-- Task objective --
Write out every record in full, exactly as written, please.

-- Provided data --

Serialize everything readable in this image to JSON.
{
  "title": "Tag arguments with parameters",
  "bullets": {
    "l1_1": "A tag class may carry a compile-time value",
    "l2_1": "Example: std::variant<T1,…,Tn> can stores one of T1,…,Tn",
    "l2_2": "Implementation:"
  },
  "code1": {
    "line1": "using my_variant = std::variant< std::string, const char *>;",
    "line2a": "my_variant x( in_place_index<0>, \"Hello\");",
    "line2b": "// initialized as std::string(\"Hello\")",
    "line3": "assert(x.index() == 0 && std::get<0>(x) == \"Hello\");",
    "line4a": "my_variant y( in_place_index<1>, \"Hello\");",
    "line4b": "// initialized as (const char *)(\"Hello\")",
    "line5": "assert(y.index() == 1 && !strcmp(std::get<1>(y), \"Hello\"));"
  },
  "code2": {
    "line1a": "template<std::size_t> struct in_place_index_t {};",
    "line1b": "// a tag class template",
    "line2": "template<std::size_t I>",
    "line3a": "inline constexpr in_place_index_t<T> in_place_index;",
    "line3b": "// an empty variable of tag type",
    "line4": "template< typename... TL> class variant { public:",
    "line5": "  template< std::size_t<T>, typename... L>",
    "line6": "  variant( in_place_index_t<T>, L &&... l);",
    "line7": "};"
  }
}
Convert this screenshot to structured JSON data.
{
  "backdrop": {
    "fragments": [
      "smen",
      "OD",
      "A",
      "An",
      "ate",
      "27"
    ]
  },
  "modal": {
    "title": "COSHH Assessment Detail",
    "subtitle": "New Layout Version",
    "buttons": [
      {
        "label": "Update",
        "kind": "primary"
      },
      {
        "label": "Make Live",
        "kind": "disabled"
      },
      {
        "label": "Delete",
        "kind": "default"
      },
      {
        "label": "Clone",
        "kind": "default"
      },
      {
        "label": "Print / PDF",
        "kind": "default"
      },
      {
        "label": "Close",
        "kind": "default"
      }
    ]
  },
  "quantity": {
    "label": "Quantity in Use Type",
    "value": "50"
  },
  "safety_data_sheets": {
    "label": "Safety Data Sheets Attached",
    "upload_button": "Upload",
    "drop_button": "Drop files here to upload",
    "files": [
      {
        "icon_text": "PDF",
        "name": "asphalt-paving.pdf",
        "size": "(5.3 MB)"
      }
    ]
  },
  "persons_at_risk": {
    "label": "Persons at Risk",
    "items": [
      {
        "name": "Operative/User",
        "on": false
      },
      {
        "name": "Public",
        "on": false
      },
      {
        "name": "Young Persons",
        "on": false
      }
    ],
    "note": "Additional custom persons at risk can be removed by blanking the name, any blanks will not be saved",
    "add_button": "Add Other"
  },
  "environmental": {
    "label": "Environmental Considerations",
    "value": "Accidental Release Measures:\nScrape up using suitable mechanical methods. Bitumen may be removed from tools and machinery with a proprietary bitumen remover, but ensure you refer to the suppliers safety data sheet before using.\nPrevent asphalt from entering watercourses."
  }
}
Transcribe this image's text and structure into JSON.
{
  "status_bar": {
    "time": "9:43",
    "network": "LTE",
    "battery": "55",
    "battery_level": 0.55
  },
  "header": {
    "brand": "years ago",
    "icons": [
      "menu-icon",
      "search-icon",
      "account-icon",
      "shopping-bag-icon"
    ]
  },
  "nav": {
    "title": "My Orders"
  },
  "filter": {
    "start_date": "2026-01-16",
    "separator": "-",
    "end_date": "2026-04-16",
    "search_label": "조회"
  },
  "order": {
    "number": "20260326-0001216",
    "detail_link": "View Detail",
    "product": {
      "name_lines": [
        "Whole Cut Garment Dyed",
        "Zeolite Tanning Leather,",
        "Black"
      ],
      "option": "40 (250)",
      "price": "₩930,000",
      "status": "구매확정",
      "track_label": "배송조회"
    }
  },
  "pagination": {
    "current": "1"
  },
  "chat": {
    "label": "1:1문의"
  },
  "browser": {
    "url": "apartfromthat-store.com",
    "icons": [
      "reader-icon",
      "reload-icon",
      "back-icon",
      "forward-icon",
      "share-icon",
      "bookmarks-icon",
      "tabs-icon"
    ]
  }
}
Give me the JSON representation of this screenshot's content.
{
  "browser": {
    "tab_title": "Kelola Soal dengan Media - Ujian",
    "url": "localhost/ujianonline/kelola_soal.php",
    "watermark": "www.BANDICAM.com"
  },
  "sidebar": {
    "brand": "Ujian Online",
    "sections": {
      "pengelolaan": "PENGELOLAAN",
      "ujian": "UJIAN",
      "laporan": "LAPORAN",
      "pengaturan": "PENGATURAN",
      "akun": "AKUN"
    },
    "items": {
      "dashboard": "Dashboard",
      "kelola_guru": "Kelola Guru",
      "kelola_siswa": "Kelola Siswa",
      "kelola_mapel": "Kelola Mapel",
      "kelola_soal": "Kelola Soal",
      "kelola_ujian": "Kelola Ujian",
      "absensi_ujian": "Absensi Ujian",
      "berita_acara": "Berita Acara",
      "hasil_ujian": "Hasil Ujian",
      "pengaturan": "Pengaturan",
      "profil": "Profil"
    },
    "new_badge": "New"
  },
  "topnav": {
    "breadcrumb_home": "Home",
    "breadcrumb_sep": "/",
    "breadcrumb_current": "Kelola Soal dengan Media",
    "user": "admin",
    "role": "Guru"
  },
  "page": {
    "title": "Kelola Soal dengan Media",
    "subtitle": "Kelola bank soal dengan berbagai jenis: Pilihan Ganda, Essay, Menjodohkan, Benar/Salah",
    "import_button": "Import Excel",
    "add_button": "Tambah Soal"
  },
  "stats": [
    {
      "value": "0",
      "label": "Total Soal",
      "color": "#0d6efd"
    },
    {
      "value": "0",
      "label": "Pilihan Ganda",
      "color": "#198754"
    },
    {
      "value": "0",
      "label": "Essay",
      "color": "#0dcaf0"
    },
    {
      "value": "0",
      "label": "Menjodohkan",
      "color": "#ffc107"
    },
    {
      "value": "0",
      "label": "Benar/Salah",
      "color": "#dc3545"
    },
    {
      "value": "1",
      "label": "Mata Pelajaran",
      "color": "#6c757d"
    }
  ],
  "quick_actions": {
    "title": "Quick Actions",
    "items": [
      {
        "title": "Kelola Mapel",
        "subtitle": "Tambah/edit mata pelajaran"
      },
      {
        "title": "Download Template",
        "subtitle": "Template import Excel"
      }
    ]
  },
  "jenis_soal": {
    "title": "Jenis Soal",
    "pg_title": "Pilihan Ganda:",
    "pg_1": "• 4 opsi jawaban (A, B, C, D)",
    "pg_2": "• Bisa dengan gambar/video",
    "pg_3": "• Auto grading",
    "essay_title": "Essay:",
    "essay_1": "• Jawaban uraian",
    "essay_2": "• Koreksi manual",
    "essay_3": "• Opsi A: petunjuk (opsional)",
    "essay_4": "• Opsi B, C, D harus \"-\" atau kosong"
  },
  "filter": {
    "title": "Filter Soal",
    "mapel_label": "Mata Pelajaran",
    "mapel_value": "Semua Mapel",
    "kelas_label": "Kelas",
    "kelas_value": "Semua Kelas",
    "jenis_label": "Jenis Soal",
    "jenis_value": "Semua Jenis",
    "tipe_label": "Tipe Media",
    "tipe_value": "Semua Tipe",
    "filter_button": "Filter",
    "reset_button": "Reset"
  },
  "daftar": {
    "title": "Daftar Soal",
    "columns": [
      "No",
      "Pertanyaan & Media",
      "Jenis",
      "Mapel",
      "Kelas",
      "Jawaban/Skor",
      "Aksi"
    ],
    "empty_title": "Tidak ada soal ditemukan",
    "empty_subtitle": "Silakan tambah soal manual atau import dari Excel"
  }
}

-- Written response --
Serialize everything readable in this image to JSON.
{
  "title": "Tag arguments with parameters",
  "bullets": {
    "l1_1": "A tag class may carry a compile-time value",
    "l2_1": "Example: std::variant<T1,…,Tn> can stores one of T1,…,Tn",
    "l2_2": "Implementation:"
  },
  "code1": {
    "line1": "using my_variant = std::variant< std::string, const char *>;",
    "line2a": "my_variant x( in_place_index<0>, \"Hello\");",
    "line2b": "// initialized as std::string(\"Hello\")",
    "line3": "assert(x.index() == 0 && std::get<0>(x) == \"Hello\");",
    "line4a": "my_variant y( in_place_index<1>, \"Hello\");",
    "line4b": "// initialized as (const char *)(\"Hello\")",
    "line5": "assert(y.index() == 1 && !strcmp(std::get<1>(y), \"Hello\"));"
  },
  "code2": {
    "line1a": "template<std::size_t> struct in_place_index_t {};",
    "line1b": "// a tag class template",
    "line2": "template<std::size_t I>",
    "line3a": "inline constexpr in_place_index_t<T> in_place_index;",
    "line3b": "// an empty variable of tag type",
    "line4": "template< typename... TL> class variant { public:",
    "line5": "  template< std::size_t<T>, typename... L>",
    "line6": "  variant( in_place_index_t<T>, L &&... l);",
    "line7": "};"
  }
}
Convert this screenshot to structured JSON data.
{
  "backdrop": {
    "fragments": [
      "smen",
      "OD",
      "A",
      "An",
      "ate",
      "27"
    ]
  },
  "modal": {
    "title": "COSHH Assessment Detail",
    "subtitle": "New Layout Version",
    "buttons": [
      {
        "label": "Update",
        "kind": "primary"
      },
      {
        "label": "Make Live",
        "kind": "disabled"
      },
      {
        "label": "Delete",
        "kind": "default"
      },
      {
        "label": "Clone",
        "kind": "default"
      },
      {
        "label": "Print / PDF",
        "kind": "default"
      },
      {
        "label": "Close",
        "kind": "default"
      }
    ]
  },
  "quantity": {
    "label": "Quantity in Use Type",
    "value": "50"
  },
  "safety_data_sheets": {
    "label": "Safety Data Sheets Attached",
    "upload_button": "Upload",
    "drop_button": "Drop files here to upload",
    "files": [
      {
        "icon_text": "PDF",
        "name": "asphalt-paving.pdf",
        "size": "(5.3 MB)"
      }
    ]
  },
  "persons_at_risk": {
    "label": "Persons at Risk",
    "items": [
      {
        "name": "Operative/User",
        "on": false
      },
      {
        "name": "Public",
        "on": false
      },
      {
        "name": "Young Persons",
        "on": false
      }
    ],
    "note": "Additional custom persons at risk can be removed by blanking the name, any blanks will not be saved",
    "add_button": "Add Other"
  },
  "environmental": {
    "label": "Environmental Considerations",
    "value": "Accidental Release Measures:\nScrape up using suitable mechanical methods. Bitumen may be removed from tools and machinery with a proprietary bitumen remover, but ensure you refer to the suppliers safety data sheet before using.\nPrevent asphalt from entering watercourses."
  }
}
Transcribe this image's text and structure into JSON.
{
  "status_bar": {
    "time": "9:43",
    "network": "LTE",
    "battery": "55",
    "battery_level": 0.55
  },
  "header": {
    "brand": "years ago",
    "icons": [
      "menu-icon",
      "search-icon",
      "account-icon",
      "shopping-bag-icon"
    ]
  },
  "nav": {
    "title": "My Orders"
  },
  "filter": {
    "start_date": "2026-01-16",
    "separator": "-",
    "end_date": "2026-04-16",
    "search_label": "조회"
  },
  "order": {
    "number": "20260326-0001216",
    "detail_link": "View Detail",
    "product": {
      "name_lines": [
        "Whole Cut Garment Dyed",
        "Zeolite Tanning Leather,",
        "Black"
      ],
      "option": "40 (250)",
      "price": "₩930,000",
      "status": "구매확정",
      "track_label": "배송조회"
    }
  },
  "pagination": {
    "current": "1"
  },
  "chat": {
    "label": "1:1문의"
  },
  "browser": {
    "url": "apartfromthat-store.com",
    "icons": [
      "reader-icon",
      "reload-icon",
      "back-icon",
      "forward-icon",
      "share-icon",
      "bookmarks-icon",
      "tabs-icon"
    ]
  }
}
Give me the JSON representation of this screenshot's content.
{
  "browser": {
    "tab_title": "Kelola Soal dengan Media - Ujian",
    "url": "localhost/ujianonline/kelola_soal.php",
    "watermark": "www.BANDICAM.com"
  },
  "sidebar": {
    "brand": "Ujian Online",
    "sections": {
      "pengelolaan": "PENGELOLAAN",
      "ujian": "UJIAN",
      "laporan": "LAPORAN",
      "pengaturan": "PENGATURAN",
      "akun": "AKUN"
    },
    "items": {
      "dashboard": "Dashboard",
      "kelola_guru": "Kelola Guru",
      "kelola_siswa": "Kelola Siswa",
      "kelola_mapel": "Kelola Mapel",
      "kelola_soal": "Kelola Soal",
      "kelola_ujian": "Kelola Ujian",
      "absensi_ujian": "Absensi Ujian",
      "berita_acara": "Berita Acara",
      "hasil_ujian": "Hasil Ujian",
      "pengaturan": "Pengaturan",
      "profil": "Profil"
    },
    "new_badge": "New"
  },
  "topnav": {
    "breadcrumb_home": "Home",
    "breadcrumb_sep": "/",
    "breadcrumb_current": "Kelola Soal dengan Media",
    "user": "admin",
    "role": "Guru"
  },
  "page": {
    "title": "Kelola Soal dengan Media",
    "subtitle": "Kelola bank soal dengan berbagai jenis: Pilihan Ganda, Essay, Menjodohkan, Benar/Salah",
    "import_button": "Import Excel",
    "add_button": "Tambah Soal"
  },
  "stats": [
    {
      "value": "0",
      "label": "Total Soal",
      "color": "#0d6efd"
    },
    {
      "value": "0",
      "label": "Pilihan Ganda",
      "color": "#198754"
    },
    {
      "value": "0",
      "label": "Essay",
      "color": "#0dcaf0"
    },
    {
      "value": "0",
      "label": "Menjodohkan",
      "color": "#ffc107"
    },
    {
      "value": "0",
      "label": "Benar/Salah",
      "color": "#dc3545"
    },
    {
      "value": "1",
      "label": "Mata Pelajaran",
      "color": "#6c757d"
    }
  ],
  "quick_actions": {
    "title": "Quick Actions",
    "items": [
      {
        "title": "Kelola Mapel",
        "subtitle": "Tambah/edit mata pelajaran"
      },
      {
        "title": "Download Template",
        "subtitle": "Template import Excel"
      }
    ]
  },
  "jenis_soal": {
    "title": "Jenis Soal",
    "pg_title": "Pilihan Ganda:",
    "pg_1": "• 4 opsi jawaban (A, B, C, D)",
    "pg_2": "• Bisa dengan gambar/video",
    "pg_3": "• Auto grading",
    "essay_title": "Essay:",
    "essay_1": "• Jawaban uraian",
    "essay_2": "• Koreksi manual",
    "essay_3": "• Opsi A: petunjuk (opsional)",
    "essay_4": "• Opsi B, C, D harus \"-\" atau kosong"
  },
  "filter": {
    "title": "Filter Soal",
    "mapel_label": "Mata Pelajaran",
    "mapel_value": "Semua Mapel",
    "kelas_label": "Kelas",
    "kelas_value": "Semua Kelas",
    "jenis_label": "Jenis Soal",
    "jenis_value": "Semua Jenis",
    "tipe_label": "Tipe Media",
    "tipe_value": "Semua Tipe",
    "filter_button": "Filter",
    "reset_button": "Reset"
  },
  "daftar": {
    "title": "Daftar Soal",
    "columns": [
      "No",
      "Pertanyaan & Media",
      "Jenis",
      "Mapel",
      "Kelas",
      "Jawaban/Skor",
      "Aksi"
    ],
    "empty_title": "Tidak ada soal ditemukan",
    "empty_subtitle": "Silakan tambah soal manual atau import dari Excel"
  }
}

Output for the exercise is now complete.